Stored records

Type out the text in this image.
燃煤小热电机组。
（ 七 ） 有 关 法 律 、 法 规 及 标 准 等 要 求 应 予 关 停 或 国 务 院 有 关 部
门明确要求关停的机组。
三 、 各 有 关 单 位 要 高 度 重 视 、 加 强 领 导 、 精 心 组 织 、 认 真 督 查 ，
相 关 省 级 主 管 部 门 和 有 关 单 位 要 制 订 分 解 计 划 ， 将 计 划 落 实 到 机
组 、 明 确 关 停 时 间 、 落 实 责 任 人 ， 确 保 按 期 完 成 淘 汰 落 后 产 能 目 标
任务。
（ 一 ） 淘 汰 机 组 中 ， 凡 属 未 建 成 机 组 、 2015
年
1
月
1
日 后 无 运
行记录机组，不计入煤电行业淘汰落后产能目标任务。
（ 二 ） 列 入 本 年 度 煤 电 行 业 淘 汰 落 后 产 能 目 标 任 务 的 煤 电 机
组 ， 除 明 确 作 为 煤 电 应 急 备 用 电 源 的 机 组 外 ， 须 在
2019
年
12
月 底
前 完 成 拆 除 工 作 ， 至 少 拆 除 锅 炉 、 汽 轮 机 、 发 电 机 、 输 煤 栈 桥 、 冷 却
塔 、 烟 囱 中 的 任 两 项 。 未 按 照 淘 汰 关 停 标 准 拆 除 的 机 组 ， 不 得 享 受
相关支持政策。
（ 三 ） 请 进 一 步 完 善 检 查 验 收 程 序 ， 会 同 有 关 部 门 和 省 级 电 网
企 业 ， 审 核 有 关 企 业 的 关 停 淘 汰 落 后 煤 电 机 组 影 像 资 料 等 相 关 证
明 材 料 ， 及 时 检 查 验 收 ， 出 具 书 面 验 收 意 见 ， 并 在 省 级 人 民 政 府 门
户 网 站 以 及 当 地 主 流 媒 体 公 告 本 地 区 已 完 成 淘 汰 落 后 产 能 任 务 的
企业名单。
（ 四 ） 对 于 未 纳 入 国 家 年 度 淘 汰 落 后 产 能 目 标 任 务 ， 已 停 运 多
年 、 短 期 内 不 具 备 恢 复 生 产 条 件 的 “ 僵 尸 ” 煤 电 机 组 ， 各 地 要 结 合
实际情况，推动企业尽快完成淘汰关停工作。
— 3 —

==

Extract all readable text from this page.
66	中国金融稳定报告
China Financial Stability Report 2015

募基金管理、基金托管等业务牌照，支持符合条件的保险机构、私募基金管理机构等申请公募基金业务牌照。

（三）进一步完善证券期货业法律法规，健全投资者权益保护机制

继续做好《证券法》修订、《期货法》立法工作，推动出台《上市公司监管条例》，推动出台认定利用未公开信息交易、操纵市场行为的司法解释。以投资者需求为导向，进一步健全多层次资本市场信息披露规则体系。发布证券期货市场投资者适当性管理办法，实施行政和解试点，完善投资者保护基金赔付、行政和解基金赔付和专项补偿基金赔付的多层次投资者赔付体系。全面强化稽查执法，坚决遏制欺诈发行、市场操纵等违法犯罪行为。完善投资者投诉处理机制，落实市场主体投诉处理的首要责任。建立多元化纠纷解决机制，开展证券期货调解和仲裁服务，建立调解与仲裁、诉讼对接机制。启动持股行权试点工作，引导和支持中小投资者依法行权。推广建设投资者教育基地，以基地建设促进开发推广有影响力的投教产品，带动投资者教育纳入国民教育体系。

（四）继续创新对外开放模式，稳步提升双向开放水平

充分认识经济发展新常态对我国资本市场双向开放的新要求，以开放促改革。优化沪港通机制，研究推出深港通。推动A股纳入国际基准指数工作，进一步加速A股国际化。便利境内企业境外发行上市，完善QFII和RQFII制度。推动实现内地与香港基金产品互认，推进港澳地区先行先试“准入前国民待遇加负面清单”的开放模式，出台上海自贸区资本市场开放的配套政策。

Description of the task | Lines that hold "this" are the ones to copy; find all of them.

Exercise response |
Type out the text in this image.
Extract all readable text from this page.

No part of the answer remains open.